Direction:
Retype the listing that follows, exactly as written.

————

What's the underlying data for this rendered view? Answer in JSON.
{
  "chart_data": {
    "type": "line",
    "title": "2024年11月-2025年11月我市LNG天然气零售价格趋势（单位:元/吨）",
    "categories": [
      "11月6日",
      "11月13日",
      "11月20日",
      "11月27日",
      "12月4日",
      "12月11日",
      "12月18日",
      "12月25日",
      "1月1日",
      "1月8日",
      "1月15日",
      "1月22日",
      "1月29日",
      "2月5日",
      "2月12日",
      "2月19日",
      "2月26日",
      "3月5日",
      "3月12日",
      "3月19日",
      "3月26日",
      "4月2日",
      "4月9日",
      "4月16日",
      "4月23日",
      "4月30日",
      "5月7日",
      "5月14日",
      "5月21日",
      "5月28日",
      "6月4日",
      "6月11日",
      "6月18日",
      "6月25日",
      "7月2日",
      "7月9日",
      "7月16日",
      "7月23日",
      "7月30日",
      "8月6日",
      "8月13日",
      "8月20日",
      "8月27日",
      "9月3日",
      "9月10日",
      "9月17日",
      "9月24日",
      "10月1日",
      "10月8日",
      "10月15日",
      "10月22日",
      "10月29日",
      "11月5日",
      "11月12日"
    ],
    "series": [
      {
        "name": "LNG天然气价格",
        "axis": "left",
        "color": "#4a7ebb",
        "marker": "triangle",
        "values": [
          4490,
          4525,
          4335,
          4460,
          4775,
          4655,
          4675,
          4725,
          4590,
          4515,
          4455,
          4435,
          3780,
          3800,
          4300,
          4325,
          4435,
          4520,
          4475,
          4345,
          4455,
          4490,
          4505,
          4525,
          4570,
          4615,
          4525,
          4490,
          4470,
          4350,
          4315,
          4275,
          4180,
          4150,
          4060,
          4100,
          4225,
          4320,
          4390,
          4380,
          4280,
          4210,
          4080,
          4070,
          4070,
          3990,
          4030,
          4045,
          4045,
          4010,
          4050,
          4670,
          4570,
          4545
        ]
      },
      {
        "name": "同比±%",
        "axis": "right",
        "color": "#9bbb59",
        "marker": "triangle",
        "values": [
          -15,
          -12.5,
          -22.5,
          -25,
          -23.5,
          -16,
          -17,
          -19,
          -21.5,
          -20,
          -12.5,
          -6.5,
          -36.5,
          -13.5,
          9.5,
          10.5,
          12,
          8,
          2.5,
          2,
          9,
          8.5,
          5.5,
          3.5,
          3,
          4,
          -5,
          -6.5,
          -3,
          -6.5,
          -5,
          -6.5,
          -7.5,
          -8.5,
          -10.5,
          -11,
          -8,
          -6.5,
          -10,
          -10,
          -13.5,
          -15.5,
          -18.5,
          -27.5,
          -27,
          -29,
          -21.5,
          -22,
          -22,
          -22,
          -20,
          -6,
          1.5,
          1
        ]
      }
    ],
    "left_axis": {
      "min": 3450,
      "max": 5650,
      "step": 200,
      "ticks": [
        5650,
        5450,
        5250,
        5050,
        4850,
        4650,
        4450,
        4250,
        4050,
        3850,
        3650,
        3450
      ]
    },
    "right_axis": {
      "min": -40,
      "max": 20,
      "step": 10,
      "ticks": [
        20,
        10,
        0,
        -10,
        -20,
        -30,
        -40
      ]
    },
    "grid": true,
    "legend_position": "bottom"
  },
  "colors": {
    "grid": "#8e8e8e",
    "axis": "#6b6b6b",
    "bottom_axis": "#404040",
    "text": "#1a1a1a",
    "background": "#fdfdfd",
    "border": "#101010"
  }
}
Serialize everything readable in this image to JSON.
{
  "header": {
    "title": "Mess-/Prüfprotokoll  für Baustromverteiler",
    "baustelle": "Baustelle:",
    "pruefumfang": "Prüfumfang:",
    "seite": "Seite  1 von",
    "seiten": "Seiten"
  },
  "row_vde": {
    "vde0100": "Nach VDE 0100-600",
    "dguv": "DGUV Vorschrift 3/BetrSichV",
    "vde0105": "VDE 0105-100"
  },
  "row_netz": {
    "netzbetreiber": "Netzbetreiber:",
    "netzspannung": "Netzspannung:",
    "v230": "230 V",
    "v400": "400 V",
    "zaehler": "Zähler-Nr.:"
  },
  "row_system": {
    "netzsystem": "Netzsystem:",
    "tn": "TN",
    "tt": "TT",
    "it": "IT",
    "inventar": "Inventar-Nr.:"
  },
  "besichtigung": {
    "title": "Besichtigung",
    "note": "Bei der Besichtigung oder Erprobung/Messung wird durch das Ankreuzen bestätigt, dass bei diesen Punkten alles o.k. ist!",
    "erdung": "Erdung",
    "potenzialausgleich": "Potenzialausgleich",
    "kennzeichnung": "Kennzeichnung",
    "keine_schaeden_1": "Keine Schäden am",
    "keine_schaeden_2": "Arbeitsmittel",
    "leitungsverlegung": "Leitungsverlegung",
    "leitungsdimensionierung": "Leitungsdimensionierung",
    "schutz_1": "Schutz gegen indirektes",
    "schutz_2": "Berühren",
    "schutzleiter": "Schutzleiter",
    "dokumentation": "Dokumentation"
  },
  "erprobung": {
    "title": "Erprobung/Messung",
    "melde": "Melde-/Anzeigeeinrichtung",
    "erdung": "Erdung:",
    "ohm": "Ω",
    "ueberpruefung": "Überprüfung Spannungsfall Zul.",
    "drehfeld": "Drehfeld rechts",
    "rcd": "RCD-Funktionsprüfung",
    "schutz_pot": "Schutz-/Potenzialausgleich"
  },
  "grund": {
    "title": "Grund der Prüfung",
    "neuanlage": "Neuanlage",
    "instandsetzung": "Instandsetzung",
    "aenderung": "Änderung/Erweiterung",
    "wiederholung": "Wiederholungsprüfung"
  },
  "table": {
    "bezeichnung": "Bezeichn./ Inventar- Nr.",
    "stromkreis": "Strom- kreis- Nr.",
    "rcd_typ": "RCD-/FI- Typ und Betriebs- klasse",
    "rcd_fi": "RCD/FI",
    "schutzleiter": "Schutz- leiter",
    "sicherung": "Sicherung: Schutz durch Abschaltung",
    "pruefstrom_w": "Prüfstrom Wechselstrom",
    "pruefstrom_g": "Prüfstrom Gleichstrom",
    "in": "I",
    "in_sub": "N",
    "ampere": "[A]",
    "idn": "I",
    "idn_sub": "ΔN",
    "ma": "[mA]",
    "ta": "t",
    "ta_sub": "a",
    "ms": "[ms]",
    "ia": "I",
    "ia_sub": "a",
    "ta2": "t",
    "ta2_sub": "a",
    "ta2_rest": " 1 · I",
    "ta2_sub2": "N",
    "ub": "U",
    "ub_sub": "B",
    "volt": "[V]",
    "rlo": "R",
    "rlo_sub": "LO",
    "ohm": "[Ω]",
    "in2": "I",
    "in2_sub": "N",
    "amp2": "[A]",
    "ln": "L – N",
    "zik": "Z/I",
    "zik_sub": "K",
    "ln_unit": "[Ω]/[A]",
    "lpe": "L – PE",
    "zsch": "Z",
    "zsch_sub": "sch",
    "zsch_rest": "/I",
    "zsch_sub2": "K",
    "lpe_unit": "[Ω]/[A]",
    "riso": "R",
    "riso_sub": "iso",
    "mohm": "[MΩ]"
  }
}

————

The completed task:
What's the underlying data for this rendered view? Answer in JSON.
{
  "chart_data": {
    "type": "line",
    "title": "2024年11月-2025年11月我市LNG天然气零售价格趋势（单位:元/吨）",
    "categories": [
      "11月6日",
      "11月13日",
      "11月20日",
      "11月27日",
      "12月4日",
      "12月11日",
      "12月18日",
      "12月25日",
      "1月1日",
      "1月8日",
      "1月15日",
      "1月22日",
      "1月29日",
      "2月5日",
      "2月12日",
      "2月19日",
      "2月26日",
      "3月5日",
      "3月12日",
      "3月19日",
      "3月26日",
      "4月2日",
      "4月9日",
      "4月16日",
      "4月23日",
      "4月30日",
      "5月7日",
      "5月14日",
      "5月21日",
      "5月28日",
      "6月4日",
      "6月11日",
      "6月18日",
      "6月25日",
      "7月2日",
      "7月9日",
      "7月16日",
      "7月23日",
      "7月30日",
      "8月6日",
      "8月13日",
      "8月20日",
      "8月27日",
      "9月3日",
      "9月10日",
      "9月17日",
      "9月24日",
      "10月1日",
      "10月8日",
      "10月15日",
      "10月22日",
      "10月29日",
      "11月5日",
      "11月12日"
    ],
    "series": [
      {
        "name": "LNG天然气价格",
        "axis": "left",
        "color": "#4a7ebb",
        "marker": "triangle",
        "values": [
          4490,
          4525,
          4335,
          4460,
          4775,
          4655,
          4675,
          4725,
          4590,
          4515,
          4455,
          4435,
          3780,
          3800,
          4300,
          4325,
          4435,
          4520,
          4475,
          4345,
          4455,
          4490,
          4505,
          4525,
          4570,
          4615,
          4525,
          4490,
          4470,
          4350,
          4315,
          4275,
          4180,
          4150,
          4060,
          4100,
          4225,
          4320,
          4390,
          4380,
          4280,
          4210,
          4080,
          4070,
          4070,
          3990,
          4030,
          4045,
          4045,
          4010,
          4050,
          4670,
          4570,
          4545
        ]
      },
      {
        "name": "同比±%",
        "axis": "right",
        "color": "#9bbb59",
        "marker": "triangle",
        "values": [
          -15,
          -12.5,
          -22.5,
          -25,
          -23.5,
          -16,
          -17,
          -19,
          -21.5,
          -20,
          -12.5,
          -6.5,
          -36.5,
          -13.5,
          9.5,
          10.5,
          12,
          8,
          2.5,
          2,
          9,
          8.5,
          5.5,
          3.5,
          3,
          4,
          -5,
          -6.5,
          -3,
          -6.5,
          -5,
          -6.5,
          -7.5,
          -8.5,
          -10.5,
          -11,
          -8,
          -6.5,
          -10,
          -10,
          -13.5,
          -15.5,
          -18.5,
          -27.5,
          -27,
          -29,
          -21.5,
          -22,
          -22,
          -22,
          -20,
          -6,
          1.5,
          1
        ]
      }
    ],
    "left_axis": {
      "min": 3450,
      "max": 5650,
      "step": 200,
      "ticks": [
        5650,
        5450,
        5250,
        5050,
        4850,
        4650,
        4450,
        4250,
        4050,
        3850,
        3650,
        3450
      ]
    },
    "right_axis": {
      "min": -40,
      "max": 20,
      "step": 10,
      "ticks": [
        20,
        10,
        0,
        -10,
        -20,
        -30,
        -40
      ]
    },
    "grid": true,
    "legend_position": "bottom"
  },
  "colors": {
    "grid": "#8e8e8e",
    "axis": "#6b6b6b",
    "bottom_axis": "#404040",
    "text": "#1a1a1a",
    "background": "#fdfdfd",
    "border": "#101010"
  }
}
Serialize everything readable in this image to JSON.
{
  "header": {
    "title": "Mess-/Prüfprotokoll  für Baustromverteiler",
    "baustelle": "Baustelle:",
    "pruefumfang": "Prüfumfang:",
    "seite": "Seite  1 von",
    "seiten": "Seiten"
  },
  "row_vde": {
    "vde0100": "Nach VDE 0100-600",
    "dguv": "DGUV Vorschrift 3/BetrSichV",
    "vde0105": "VDE 0105-100"
  },
  "row_netz": {
    "netzbetreiber": "Netzbetreiber:",
    "netzspannung": "Netzspannung:",
    "v230": "230 V",
    "v400": "400 V",
    "zaehler": "Zähler-Nr.:"
  },
  "row_system": {
    "netzsystem": "Netzsystem:",
    "tn": "TN",
    "tt": "TT",
    "it": "IT",
    "inventar": "Inventar-Nr.:"
  },
  "besichtigung": {
    "title": "Besichtigung",
    "note": "Bei der Besichtigung oder Erprobung/Messung wird durch das Ankreuzen bestätigt, dass bei diesen Punkten alles o.k. ist!",
    "erdung": "Erdung",
    "potenzialausgleich": "Potenzialausgleich",
    "kennzeichnung": "Kennzeichnung",
    "keine_schaeden_1": "Keine Schäden am",
    "keine_schaeden_2": "Arbeitsmittel",
    "leitungsverlegung": "Leitungsverlegung",
    "leitungsdimensionierung": "Leitungsdimensionierung",
    "schutz_1": "Schutz gegen indirektes",
    "schutz_2": "Berühren",
    "schutzleiter": "Schutzleiter",
    "dokumentation": "Dokumentation"
  },
  "erprobung": {
    "title": "Erprobung/Messung",
    "melde": "Melde-/Anzeigeeinrichtung",
    "erdung": "Erdung:",
    "ohm": "Ω",
    "ueberpruefung": "Überprüfung Spannungsfall Zul.",
    "drehfeld": "Drehfeld rechts",
    "rcd": "RCD-Funktionsprüfung",
    "schutz_pot": "Schutz-/Potenzialausgleich"
  },
  "grund": {
    "title": "Grund der Prüfung",
    "neuanlage": "Neuanlage",
    "instandsetzung": "Instandsetzung",
    "aenderung": "Änderung/Erweiterung",
    "wiederholung": "Wiederholungsprüfung"
  },
  "table": {
    "bezeichnung": "Bezeichn./ Inventar- Nr.",
    "stromkreis": "Strom- kreis- Nr.",
    "rcd_typ": "RCD-/FI- Typ und Betriebs- klasse",
    "rcd_fi": "RCD/FI",
    "schutzleiter": "Schutz- leiter",
    "sicherung": "Sicherung: Schutz durch Abschaltung",
    "pruefstrom_w": "Prüfstrom Wechselstrom",
    "pruefstrom_g": "Prüfstrom Gleichstrom",
    "in": "I",
    "in_sub": "N",
    "ampere": "[A]",
    "idn": "I",
    "idn_sub": "ΔN",
    "ma": "[mA]",
    "ta": "t",
    "ta_sub": "a",
    "ms": "[ms]",
    "ia": "I",
    "ia_sub": "a",
    "ta2": "t",
    "ta2_sub": "a",
    "ta2_rest": " 1 · I",
    "ta2_sub2": "N",
    "ub": "U",
    "ub_sub": "B",
    "volt": "[V]",
    "rlo": "R",
    "rlo_sub": "LO",
    "ohm": "[Ω]",
    "in2": "I",
    "in2_sub": "N",
    "amp2": "[A]",
    "ln": "L – N",
    "zik": "Z/I",
    "zik_sub": "K",
    "ln_unit": "[Ω]/[A]",
    "lpe": "L – PE",
    "zsch": "Z",
    "zsch_sub": "sch",
    "zsch_rest": "/I",
    "zsch_sub2": "K",
    "lpe_unit": "[Ω]/[A]",
    "riso": "R",
    "riso_sub": "iso",
    "mohm": "[MΩ]"
  }
}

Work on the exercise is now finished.